• _PROVIDED DATA_:
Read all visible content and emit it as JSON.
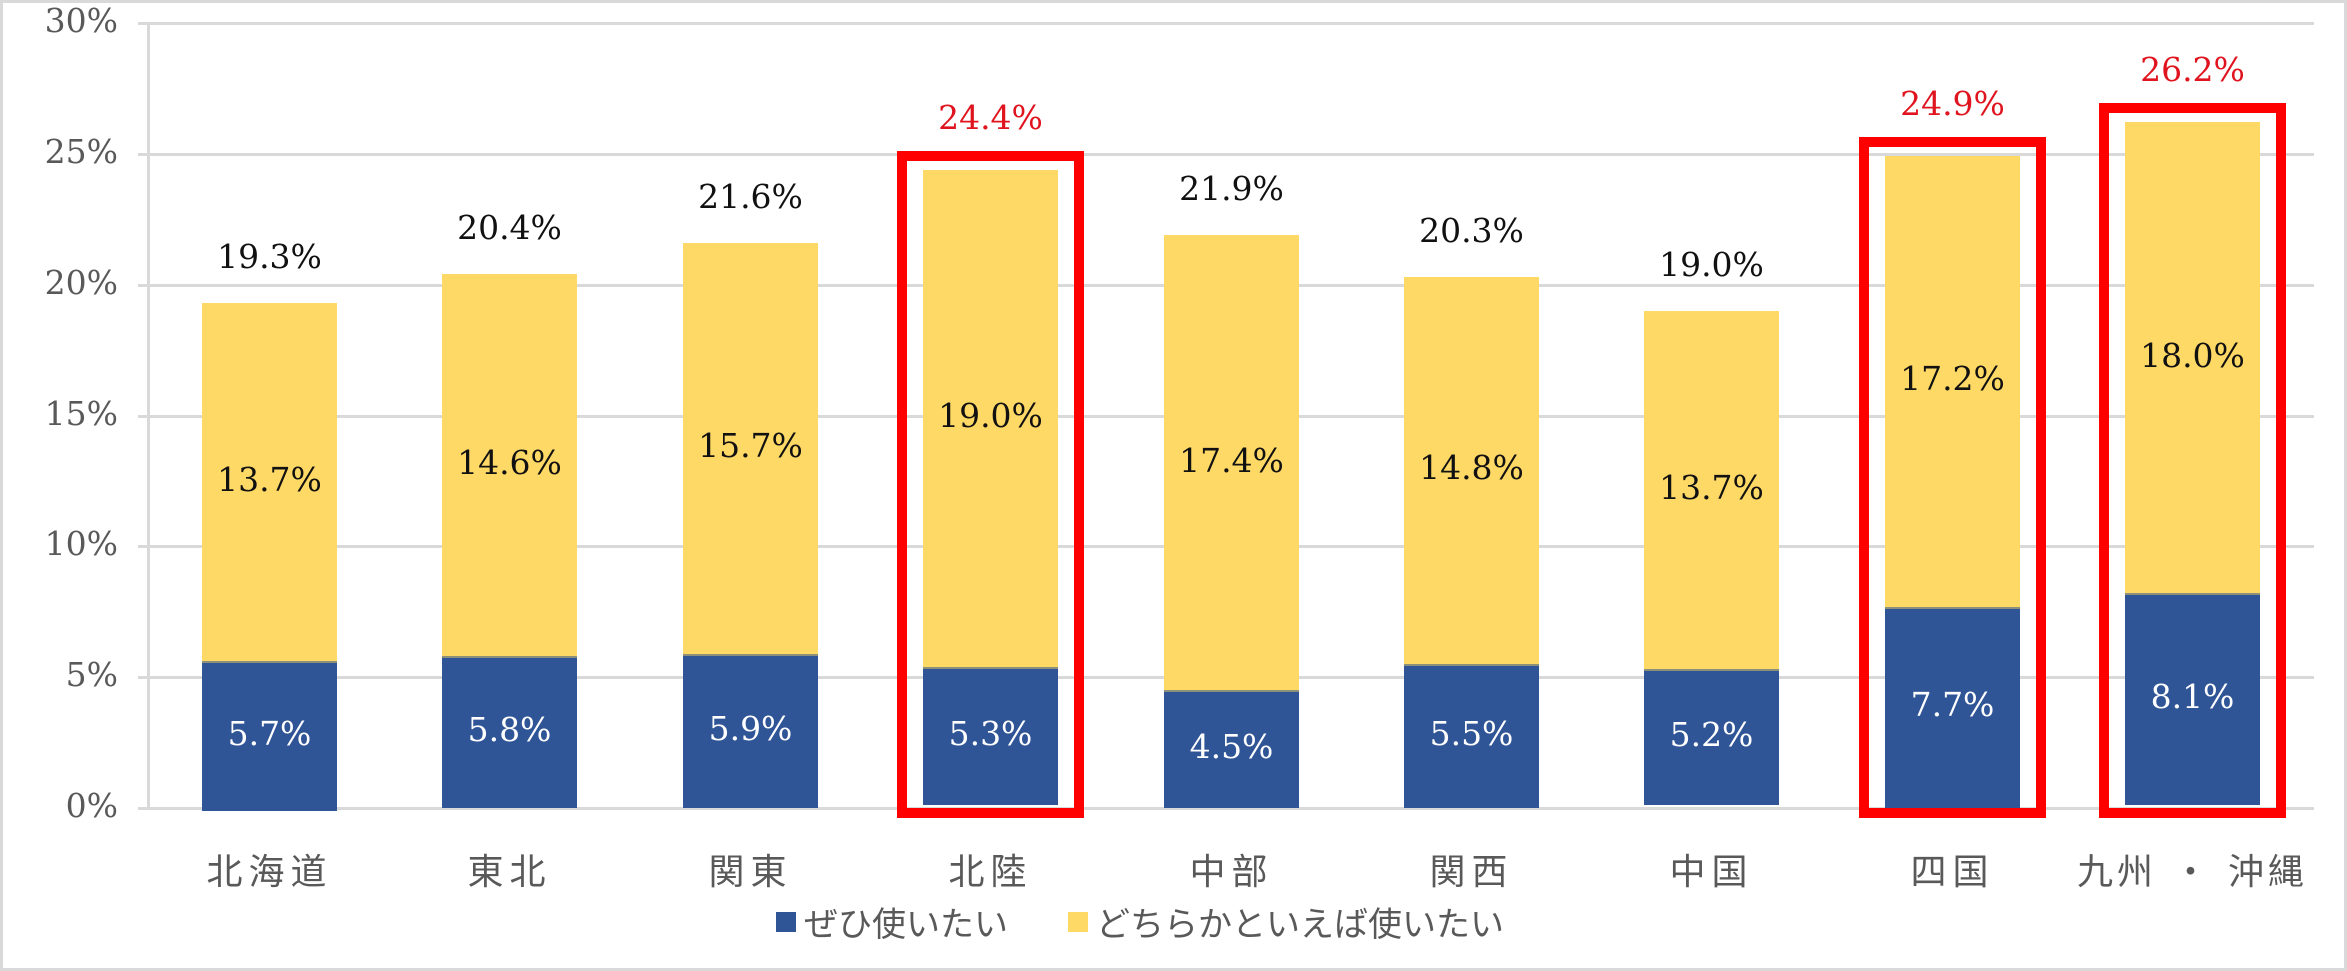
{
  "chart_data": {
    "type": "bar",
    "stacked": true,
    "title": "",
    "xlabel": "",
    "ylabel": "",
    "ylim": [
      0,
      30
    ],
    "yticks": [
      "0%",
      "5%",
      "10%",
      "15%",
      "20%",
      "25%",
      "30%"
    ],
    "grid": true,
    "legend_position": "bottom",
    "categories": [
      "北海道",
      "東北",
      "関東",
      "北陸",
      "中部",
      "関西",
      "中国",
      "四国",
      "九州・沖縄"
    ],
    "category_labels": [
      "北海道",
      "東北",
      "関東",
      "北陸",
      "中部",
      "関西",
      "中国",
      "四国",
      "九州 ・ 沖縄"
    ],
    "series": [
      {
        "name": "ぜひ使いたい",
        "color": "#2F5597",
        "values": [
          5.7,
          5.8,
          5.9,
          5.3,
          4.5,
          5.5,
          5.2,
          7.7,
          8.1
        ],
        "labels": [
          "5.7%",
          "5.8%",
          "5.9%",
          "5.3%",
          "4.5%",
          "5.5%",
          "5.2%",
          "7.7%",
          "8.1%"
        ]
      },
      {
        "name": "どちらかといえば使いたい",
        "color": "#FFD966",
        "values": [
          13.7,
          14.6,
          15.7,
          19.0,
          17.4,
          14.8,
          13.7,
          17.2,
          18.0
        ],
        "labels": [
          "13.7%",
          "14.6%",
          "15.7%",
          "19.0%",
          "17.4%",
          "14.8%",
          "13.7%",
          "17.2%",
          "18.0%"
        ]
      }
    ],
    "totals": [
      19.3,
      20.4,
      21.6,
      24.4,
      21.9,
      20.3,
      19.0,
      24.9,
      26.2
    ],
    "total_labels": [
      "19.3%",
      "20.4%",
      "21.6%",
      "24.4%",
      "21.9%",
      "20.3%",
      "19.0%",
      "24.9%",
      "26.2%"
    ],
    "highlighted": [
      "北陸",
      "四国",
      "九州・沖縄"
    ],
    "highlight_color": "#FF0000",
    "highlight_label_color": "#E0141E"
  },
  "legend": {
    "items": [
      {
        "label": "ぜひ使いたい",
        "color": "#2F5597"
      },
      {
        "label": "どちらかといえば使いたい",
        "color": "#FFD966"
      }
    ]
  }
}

---

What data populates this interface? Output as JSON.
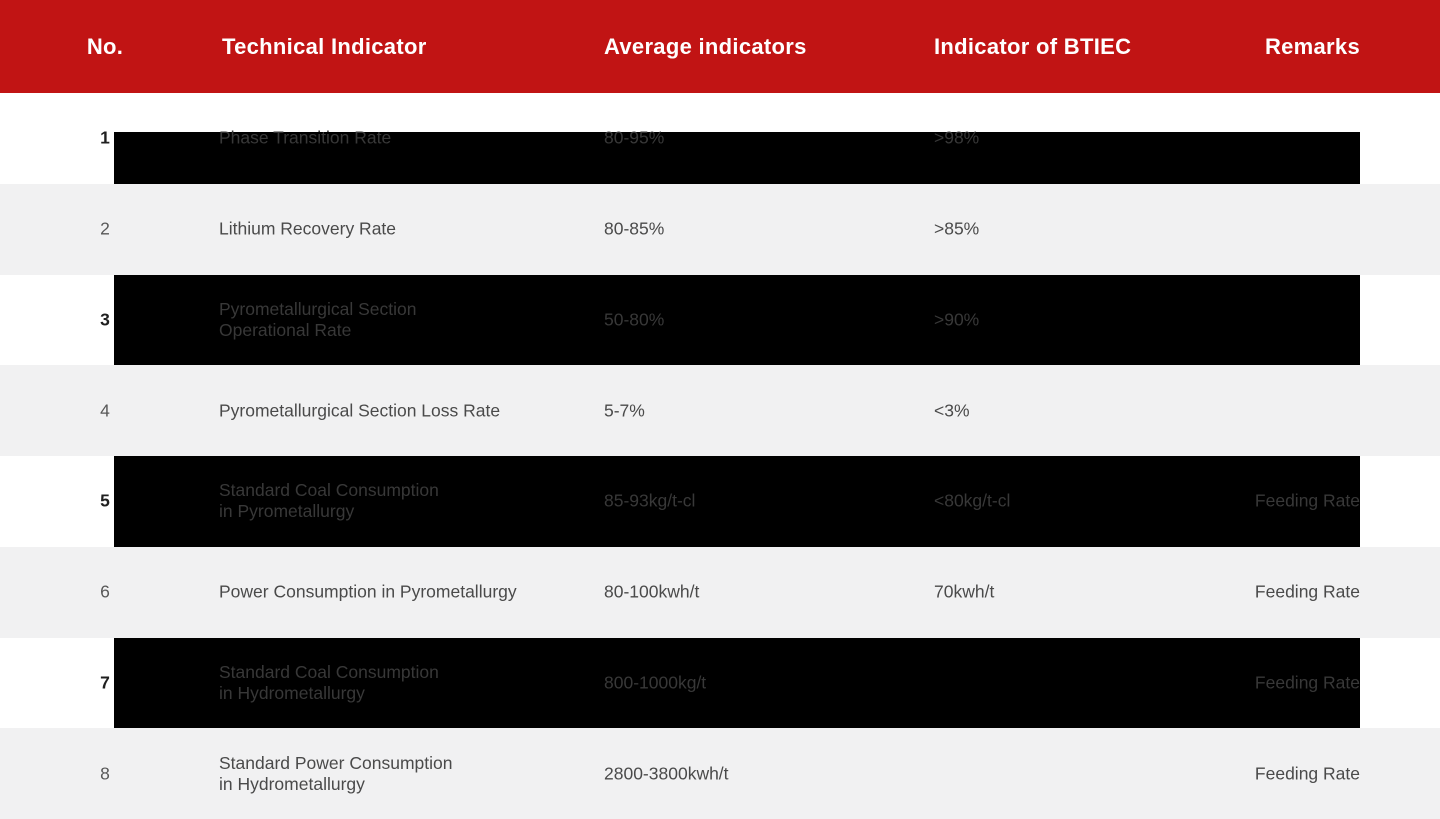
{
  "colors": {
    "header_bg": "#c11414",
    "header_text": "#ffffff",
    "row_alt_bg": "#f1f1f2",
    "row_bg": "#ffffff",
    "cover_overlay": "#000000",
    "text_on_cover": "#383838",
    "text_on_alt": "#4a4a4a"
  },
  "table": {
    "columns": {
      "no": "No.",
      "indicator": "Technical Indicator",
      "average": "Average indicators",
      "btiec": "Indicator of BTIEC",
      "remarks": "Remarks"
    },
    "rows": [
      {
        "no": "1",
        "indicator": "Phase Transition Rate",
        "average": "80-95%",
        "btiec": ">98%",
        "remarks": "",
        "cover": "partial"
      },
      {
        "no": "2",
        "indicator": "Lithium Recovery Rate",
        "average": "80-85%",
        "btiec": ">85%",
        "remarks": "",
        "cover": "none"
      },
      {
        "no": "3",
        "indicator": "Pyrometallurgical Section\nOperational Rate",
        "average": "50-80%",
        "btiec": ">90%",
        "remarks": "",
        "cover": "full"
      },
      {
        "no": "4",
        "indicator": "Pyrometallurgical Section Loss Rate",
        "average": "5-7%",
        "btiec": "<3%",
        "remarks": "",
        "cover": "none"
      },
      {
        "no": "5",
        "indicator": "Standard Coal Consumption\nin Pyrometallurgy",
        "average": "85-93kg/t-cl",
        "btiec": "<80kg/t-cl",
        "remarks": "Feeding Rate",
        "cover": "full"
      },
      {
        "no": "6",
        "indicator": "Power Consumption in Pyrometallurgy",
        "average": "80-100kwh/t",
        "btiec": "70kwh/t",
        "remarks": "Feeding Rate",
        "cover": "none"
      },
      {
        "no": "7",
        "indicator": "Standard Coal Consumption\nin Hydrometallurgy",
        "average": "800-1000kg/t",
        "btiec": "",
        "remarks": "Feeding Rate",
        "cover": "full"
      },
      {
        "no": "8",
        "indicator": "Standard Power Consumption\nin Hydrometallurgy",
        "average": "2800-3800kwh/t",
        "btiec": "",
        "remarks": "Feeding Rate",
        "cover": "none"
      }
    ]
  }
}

==

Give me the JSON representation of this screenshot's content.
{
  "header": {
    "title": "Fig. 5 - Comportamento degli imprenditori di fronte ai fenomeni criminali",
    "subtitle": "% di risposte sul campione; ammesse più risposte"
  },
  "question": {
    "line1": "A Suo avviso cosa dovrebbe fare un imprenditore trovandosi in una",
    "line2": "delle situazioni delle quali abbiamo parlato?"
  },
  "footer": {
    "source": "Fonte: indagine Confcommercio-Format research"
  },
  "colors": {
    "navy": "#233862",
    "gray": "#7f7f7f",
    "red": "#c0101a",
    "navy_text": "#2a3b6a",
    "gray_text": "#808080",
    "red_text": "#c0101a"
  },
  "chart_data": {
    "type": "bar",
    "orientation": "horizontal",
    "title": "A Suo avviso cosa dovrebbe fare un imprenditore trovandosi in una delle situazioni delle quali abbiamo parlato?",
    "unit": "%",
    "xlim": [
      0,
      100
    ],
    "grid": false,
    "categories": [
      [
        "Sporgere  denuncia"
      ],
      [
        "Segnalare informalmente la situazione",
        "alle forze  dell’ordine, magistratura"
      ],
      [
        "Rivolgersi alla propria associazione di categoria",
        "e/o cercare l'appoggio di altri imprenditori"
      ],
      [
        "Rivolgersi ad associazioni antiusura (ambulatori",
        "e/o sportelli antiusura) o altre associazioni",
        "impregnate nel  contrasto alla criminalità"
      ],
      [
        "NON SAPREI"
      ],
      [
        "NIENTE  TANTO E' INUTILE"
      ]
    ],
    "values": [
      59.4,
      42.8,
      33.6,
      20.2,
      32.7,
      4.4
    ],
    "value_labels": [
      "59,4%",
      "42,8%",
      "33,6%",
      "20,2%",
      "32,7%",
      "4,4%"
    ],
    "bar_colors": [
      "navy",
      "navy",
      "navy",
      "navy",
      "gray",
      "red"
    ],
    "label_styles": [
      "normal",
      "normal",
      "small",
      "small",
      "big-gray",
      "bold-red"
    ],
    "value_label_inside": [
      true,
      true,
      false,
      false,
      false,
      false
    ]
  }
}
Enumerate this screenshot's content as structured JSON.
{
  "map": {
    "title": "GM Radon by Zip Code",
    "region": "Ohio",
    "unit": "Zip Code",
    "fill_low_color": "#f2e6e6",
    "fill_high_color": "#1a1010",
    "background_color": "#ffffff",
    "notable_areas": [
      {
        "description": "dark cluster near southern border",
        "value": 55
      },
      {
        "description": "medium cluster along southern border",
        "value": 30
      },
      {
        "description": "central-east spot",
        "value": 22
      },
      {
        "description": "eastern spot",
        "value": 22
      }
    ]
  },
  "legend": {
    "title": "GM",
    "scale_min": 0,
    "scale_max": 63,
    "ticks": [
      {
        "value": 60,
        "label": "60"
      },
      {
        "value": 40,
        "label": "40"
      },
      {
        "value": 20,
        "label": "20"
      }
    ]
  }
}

• _STATED TASK_:
Find all lines where the word "btiec" appears. Copy them.

• _RESULT_:
      "btiec": "Indicator of BTIEC",
        "btiec": ">98%",
        "btiec": ">85%",
        "btiec": ">90%",
        "btiec": "<3%",
        "btiec": "<80kg/t-cl",
        "btiec": "70kwh/t",
        "btiec": "",
        "btiec": "",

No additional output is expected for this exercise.